Written instruction: Copy out the lines that include the word "objętym".

Entries:
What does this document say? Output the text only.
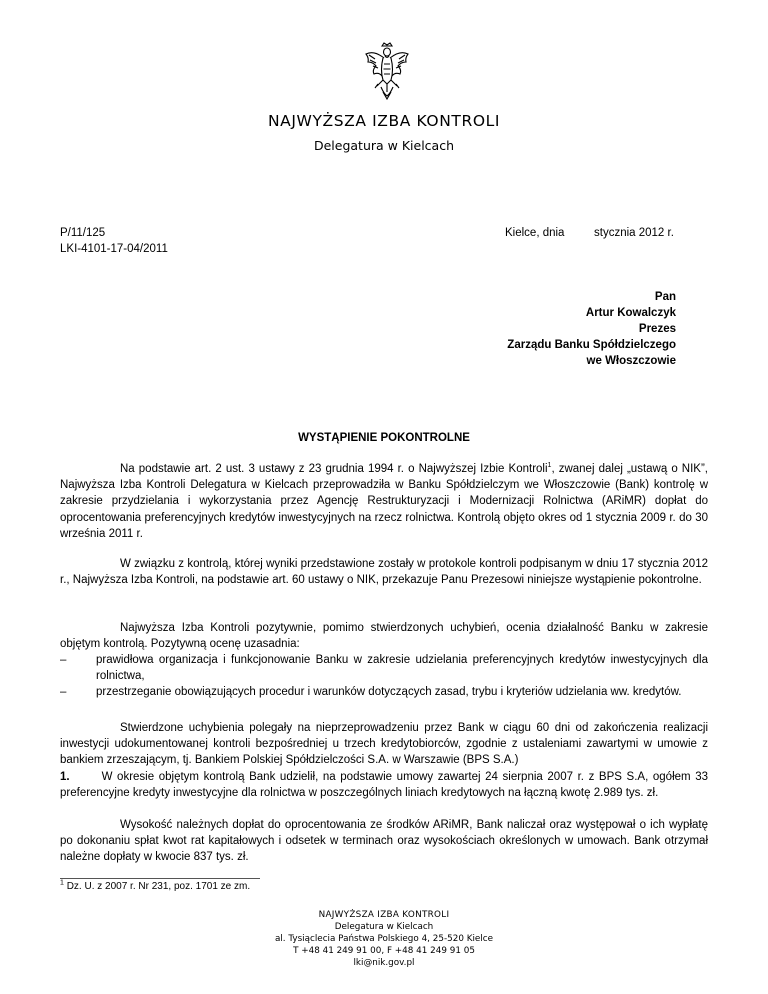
NAJWYŻSZA IZBA KONTROLI
Delegatura w Kielcach
P/11/125
LKI-4101-17-04/2011
Kielce, dnia	stycznia 2012 r.
Pan
Artur Kowalczyk
Prezes
Zarządu Banku Spółdzielczego
we Włoszczowie
WYSTĄPIENIE POKONTROLNE

Na podstawie art. 2 ust. 3 ustawy z 23 grudnia 1994 r. o Najwyższej Izbie Kontroli$^1$, zwanej dalej „ustawą o NIK”, Najwyższa Izba Kontroli Delegatura w Kielcach przeprowadziła w Banku Spółdzielczym we Włoszczowie (Bank) kontrolę w zakresie przydzielania i wykorzystania przez Agencję Restrukturyzacji i Modernizacji Rolnictwa (ARiMR) dopłat do oprocentowania preferencyjnych kredytów inwestycyjnych na rzecz rolnictwa. Kontrolą objęto okres od 1 stycznia 2009 r. do 30 września 2011 r.

W związku z kontrolą, której wyniki przedstawione zostały w protokole kontroli podpisanym w dniu 17 stycznia 2012 r., Najwyższa Izba Kontroli, na podstawie art. 60 ustawy o NIK, przekazuje Panu Prezesowi niniejsze wystąpienie pokontrolne.

Najwyższa Izba Kontroli pozytywnie, pomimo stwierdzonych uchybień, ocenia działalność Banku w zakresie objętym kontrolą. Pozytywną ocenę uzasadnia:

–	prawidłowa organizacja i funkcjonowanie Banku w zakresie udzielania preferencyjnych kredytów inwestycyjnych dla rolnictwa,
–	przestrzeganie obowiązujących procedur i warunków dotyczących zasad, trybu i kryteriów udzielania ww. kredytów.

Stwierdzone uchybienia polegały na nieprzeprowadzeniu przez Bank w ciągu 60 dni od zakończenia realizacji inwestycji udokumentowanej kontroli bezpośredniej u trzech kredytobiorców, zgodnie z ustaleniami zawartymi w umowie z bankiem zrzeszającym, tj. Bankiem Polskiej Spółdzielczości S.A. w Warszawie (BPS S.A.)

1.	W okresie objętym kontrolą Bank udzielił, na podstawie umowy zawartej 24 sierpnia 2007 r. z BPS S.A, ogółem 33 preferencyjne kredyty inwestycyjne dla rolnictwa w poszczególnych liniach kredytowych na łączną kwotę 2.989 tys. zł.

Wysokość należnych dopłat do oprocentowania ze środków ARiMR, Bank naliczał oraz występował o ich wypłatę po dokonaniu spłat kwot rat kapitałowych i odsetek w terminach oraz wysokościach określonych w umowach. Bank otrzymał należne dopłaty w kwocie 837 tys. zł.

$^1$ Dz. U. z 2007 r. Nr 231, poz. 1701 ze zm.
NAJWYŻSZA IZBA KONTROLI
Delegatura w Kielcach
al. Tysiąclecia Państwa Polskiego 4, 25-520 Kielce
T +48 41 249 91 00, F +48 41 249 91 05
lki@nik.gov.pl
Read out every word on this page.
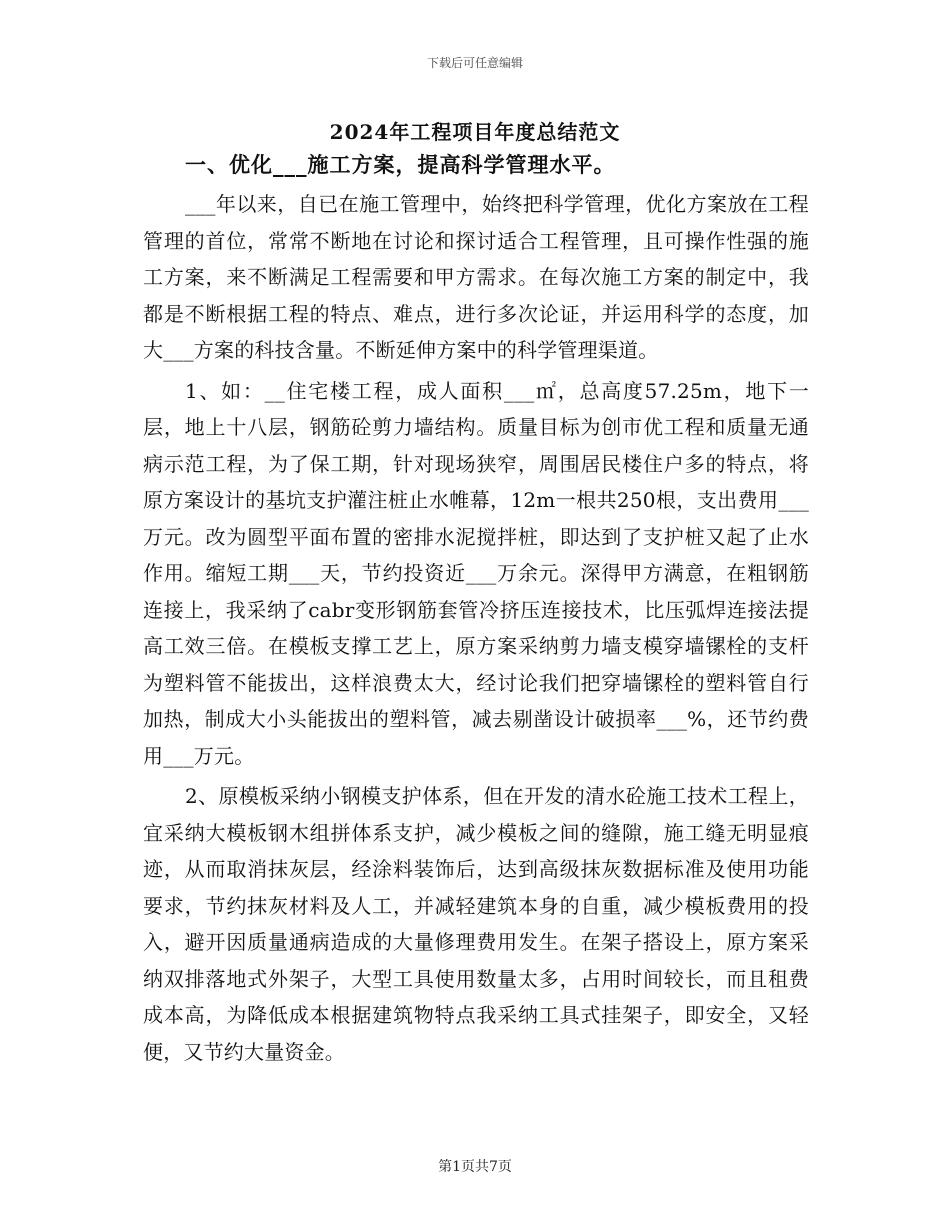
下载后可任意编辑
2024年工程项目年度总结范文
一、优化___施工方案，提高科学管理水平。

___年以来，自已在施工管理中，始终把科学管理，优化方案放在工程管理的首位，常常不断地在讨论和探讨适合工程管理，且可操作性强的施工方案，来不断满足工程需要和甲方需求。在每次施工方案的制定中，我都是不断根据工程的特点、难点，进行多次论证，并运用科学的态度，加大___方案的科技含量。不断延伸方案中的科学管理渠道。

1、如：__住宅楼工程，成人面积___㎡，总高度57.25m，地下一层，地上十八层，钢筋砼剪力墙结构。质量目标为创市优工程和质量无通病示范工程，为了保工期，针对现场狭窄，周围居民楼住户多的特点，将原方案设计的基坑支护灌注桩止水帷幕，12m一根共250根，支出费用___万元。改为圆型平面布置的密排水泥搅拌桩，即达到了支护桩又起了止水作用。缩短工期___天，节约投资近___万余元。深得甲方满意，在粗钢筋连接上，我采纳了cabr变形钢筋套管冷挤压连接技术，比压弧焊连接法提高工效三倍。在模板支撑工艺上，原方案采纳剪力墙支模穿墙镙栓的支杆为塑料管不能拔出，这样浪费太大，经讨论我们把穿墙镙栓的塑料管自行加热，制成大小头能拔出的塑料管，减去剔凿设计破损率___%，还节约费用___万元。

2、原模板采纳小钢模支护体系，但在开发的清水砼施工技术工程上，宜采纳大模板钢木组拼体系支护，减少模板之间的缝隙，施工缝无明显痕迹，从而取消抹灰层，经涂料装饰后，达到高级抹灰数据标准及使用功能要求，节约抹灰材料及人工，并减轻建筑本身的自重，减少模板费用的投入，避开因质量通病造成的大量修理费用发生。在架子搭设上，原方案采纳双排落地式外架子，大型工具使用数量太多，占用时间较长，而且租费成本高，为降低成本根据建筑物特点我采纳工具式挂架子，即安全，又轻便，又节约大量资金。

第1页共7页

Response to the task:
Najwyższa Izba Kontroli pozytywnie, pomimo stwierdzonych uchybień, ocenia działalność Banku w zakresie objętym kontrolą. Pozytywną ocenę uzasadnia:
1.	W okresie objętym kontrolą Bank udzielił, na podstawie umowy zawartej 24 sierpnia 2007 r. z BPS S.A, ogółem 33 preferencyjne kredyty inwestycyjne dla rolnictwa w poszczególnych liniach kredytowych na łączną kwotę 2.989 tys. zł.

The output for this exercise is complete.